• **Recorded information**

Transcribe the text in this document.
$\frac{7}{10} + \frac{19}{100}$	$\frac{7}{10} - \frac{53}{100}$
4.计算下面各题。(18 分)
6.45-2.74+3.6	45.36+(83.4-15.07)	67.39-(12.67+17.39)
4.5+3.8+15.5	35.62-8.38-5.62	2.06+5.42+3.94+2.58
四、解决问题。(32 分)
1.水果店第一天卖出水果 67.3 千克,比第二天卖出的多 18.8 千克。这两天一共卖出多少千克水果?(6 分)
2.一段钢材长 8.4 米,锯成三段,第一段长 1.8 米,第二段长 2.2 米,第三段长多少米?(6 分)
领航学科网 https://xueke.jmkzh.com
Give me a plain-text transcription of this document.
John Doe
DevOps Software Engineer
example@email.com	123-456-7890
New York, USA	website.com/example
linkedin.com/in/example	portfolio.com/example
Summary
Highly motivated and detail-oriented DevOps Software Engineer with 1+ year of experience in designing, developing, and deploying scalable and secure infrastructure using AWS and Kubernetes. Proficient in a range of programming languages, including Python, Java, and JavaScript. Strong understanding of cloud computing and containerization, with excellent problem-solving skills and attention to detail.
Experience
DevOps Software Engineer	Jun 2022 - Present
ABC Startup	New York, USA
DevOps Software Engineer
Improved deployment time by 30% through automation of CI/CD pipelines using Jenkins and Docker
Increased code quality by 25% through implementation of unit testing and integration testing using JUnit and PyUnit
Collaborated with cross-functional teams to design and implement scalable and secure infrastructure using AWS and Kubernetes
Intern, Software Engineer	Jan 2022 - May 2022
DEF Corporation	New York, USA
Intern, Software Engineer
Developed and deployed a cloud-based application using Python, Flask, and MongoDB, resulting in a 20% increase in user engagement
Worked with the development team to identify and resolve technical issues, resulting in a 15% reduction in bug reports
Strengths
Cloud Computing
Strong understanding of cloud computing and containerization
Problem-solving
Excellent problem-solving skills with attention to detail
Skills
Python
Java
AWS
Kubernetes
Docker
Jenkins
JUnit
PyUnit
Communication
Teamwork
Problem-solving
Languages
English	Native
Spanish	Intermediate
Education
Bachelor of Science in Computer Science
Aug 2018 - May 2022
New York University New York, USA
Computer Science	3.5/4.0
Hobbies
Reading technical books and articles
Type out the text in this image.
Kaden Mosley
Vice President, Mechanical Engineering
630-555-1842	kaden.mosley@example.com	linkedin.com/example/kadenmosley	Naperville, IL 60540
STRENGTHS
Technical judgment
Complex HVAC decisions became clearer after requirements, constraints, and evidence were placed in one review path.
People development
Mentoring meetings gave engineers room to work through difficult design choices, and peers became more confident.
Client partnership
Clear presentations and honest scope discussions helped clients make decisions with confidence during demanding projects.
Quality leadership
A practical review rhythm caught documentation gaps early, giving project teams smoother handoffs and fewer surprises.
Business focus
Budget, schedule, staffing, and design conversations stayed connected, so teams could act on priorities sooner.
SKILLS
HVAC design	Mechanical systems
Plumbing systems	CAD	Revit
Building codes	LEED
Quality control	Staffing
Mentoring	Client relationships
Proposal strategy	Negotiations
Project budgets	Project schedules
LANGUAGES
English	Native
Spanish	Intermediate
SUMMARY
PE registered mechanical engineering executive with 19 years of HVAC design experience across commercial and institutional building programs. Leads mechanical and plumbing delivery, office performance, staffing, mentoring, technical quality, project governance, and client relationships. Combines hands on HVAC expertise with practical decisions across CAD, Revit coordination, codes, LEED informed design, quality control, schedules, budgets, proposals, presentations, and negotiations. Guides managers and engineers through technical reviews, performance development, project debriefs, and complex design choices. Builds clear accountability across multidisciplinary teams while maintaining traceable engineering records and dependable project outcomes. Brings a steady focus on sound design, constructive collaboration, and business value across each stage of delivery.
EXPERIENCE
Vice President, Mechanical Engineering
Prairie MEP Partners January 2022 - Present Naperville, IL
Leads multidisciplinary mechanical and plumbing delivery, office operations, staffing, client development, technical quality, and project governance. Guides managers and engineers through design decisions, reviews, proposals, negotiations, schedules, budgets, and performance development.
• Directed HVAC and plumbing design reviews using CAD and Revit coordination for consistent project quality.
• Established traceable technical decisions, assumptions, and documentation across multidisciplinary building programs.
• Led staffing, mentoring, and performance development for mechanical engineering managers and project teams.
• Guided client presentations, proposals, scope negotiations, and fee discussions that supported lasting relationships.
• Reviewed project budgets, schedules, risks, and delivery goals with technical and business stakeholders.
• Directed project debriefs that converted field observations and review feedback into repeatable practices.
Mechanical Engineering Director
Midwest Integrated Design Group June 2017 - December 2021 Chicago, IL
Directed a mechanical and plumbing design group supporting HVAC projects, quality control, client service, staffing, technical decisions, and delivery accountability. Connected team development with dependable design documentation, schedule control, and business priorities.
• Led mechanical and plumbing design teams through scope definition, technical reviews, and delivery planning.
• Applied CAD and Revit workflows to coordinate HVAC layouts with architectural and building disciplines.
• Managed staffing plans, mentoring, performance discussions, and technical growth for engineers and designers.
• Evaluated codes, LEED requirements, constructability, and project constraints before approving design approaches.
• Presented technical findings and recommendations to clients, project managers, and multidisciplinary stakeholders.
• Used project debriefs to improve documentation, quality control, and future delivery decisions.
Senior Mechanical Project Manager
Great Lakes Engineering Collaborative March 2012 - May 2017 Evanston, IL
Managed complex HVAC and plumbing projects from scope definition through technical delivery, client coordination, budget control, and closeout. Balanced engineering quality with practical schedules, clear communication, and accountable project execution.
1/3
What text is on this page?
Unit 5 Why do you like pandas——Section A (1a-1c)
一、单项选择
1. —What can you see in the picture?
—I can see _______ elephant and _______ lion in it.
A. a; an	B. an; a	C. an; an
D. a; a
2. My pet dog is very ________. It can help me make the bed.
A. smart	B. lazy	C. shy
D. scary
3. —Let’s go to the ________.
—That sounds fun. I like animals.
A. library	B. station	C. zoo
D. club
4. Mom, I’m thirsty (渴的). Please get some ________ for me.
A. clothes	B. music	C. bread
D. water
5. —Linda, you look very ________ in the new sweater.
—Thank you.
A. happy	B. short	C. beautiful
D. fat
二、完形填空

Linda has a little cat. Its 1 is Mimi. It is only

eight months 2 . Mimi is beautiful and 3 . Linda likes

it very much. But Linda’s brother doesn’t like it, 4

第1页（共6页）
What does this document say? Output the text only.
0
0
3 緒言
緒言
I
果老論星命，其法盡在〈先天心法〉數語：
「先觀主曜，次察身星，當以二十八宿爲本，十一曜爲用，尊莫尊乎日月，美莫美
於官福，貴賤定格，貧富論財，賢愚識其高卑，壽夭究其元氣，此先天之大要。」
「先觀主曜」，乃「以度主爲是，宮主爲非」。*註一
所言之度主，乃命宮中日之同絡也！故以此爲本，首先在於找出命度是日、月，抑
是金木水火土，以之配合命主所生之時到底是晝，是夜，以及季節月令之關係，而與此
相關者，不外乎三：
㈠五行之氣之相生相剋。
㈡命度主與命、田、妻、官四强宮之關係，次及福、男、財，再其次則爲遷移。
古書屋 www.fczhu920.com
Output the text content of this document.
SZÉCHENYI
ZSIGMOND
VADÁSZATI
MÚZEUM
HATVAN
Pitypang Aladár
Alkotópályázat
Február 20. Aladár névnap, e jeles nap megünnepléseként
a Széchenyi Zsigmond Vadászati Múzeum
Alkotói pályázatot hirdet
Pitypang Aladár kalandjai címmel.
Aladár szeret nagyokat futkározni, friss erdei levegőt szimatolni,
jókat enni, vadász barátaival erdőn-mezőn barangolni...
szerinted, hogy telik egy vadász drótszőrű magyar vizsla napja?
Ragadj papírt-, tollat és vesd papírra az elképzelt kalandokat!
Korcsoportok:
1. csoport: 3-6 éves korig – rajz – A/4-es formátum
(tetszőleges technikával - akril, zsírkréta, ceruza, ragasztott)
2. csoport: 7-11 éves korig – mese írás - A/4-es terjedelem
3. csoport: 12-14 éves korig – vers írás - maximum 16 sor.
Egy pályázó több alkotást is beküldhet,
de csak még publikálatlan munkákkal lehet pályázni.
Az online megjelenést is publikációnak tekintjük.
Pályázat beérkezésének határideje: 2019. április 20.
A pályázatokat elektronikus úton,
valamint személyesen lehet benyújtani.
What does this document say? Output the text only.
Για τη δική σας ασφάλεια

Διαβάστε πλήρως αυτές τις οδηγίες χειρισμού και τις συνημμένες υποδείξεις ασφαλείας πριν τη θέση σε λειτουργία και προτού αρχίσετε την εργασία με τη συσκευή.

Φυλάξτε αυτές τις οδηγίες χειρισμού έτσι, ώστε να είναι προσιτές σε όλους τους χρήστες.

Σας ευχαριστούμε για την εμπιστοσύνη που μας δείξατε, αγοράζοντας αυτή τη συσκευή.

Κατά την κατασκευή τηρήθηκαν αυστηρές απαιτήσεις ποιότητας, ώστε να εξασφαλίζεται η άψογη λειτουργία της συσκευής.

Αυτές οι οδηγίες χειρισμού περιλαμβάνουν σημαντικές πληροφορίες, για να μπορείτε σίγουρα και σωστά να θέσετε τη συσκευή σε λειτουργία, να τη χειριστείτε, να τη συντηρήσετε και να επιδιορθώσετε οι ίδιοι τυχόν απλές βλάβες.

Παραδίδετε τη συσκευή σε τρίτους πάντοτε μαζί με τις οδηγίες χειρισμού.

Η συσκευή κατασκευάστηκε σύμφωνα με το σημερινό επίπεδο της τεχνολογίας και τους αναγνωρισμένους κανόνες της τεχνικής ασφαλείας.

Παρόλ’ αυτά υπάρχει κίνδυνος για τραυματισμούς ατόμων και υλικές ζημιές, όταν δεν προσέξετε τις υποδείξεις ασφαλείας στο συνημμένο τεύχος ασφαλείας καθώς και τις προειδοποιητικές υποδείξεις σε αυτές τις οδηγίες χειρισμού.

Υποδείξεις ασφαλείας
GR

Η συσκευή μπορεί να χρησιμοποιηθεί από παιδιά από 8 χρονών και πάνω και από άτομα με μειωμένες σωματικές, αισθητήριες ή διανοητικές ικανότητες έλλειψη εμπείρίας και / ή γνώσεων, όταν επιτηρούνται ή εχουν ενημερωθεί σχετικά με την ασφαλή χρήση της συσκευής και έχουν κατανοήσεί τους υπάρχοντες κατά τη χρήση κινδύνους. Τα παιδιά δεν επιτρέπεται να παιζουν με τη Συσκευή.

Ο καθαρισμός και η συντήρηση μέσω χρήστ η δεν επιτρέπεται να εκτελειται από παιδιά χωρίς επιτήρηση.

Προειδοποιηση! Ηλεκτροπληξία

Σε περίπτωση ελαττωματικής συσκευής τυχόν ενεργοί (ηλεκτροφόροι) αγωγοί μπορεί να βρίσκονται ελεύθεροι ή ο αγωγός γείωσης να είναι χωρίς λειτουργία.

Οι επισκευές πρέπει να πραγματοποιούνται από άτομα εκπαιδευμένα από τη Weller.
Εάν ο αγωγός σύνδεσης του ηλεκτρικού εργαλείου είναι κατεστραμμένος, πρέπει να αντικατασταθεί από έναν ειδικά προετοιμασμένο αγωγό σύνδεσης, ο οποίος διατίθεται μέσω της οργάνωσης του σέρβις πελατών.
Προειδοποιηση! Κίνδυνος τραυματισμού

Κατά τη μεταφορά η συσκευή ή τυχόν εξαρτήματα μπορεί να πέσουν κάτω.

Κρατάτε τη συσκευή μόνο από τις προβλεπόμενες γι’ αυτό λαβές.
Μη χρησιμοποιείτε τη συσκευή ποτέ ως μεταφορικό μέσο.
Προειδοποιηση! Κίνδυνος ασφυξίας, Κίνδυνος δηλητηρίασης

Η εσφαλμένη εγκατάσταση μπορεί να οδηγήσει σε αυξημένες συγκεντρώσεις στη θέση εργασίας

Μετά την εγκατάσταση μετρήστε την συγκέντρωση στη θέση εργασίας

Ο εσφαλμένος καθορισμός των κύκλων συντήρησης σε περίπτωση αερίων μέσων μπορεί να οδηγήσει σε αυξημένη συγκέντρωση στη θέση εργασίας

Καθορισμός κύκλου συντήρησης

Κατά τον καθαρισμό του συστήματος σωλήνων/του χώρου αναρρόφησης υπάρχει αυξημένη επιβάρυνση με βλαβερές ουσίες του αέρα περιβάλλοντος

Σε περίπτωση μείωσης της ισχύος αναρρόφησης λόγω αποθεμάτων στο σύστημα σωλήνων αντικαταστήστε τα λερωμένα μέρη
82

• **Written problem**
Scan the lines above for "τυχόν", then copy every one that has it.

• **Result for this task**
Αυτές οι οδηγίες χειρισμού περιλαμβάνουν σημαντικές πληροφορίες, για να μπορείτε σίγουρα και σωστά να θέσετε τη συσκευή σε λειτουργία, να τη χειριστείτε, να τη συντηρήσετε και να επιδιορθώσετε οι ίδιοι τυχόν απλές βλάβες.
Σε περίπτωση ελαττωματικής συσκευής τυχόν ενεργοί (ηλεκτροφόροι) αγωγοί μπορεί να βρίσκονται ελεύθεροι ή ο αγωγός γείωσης να είναι χωρίς λειτουργία.
Κατά τη μεταφορά η συσκευή ή τυχόν εξαρτήματα μπορεί να πέσουν κάτω.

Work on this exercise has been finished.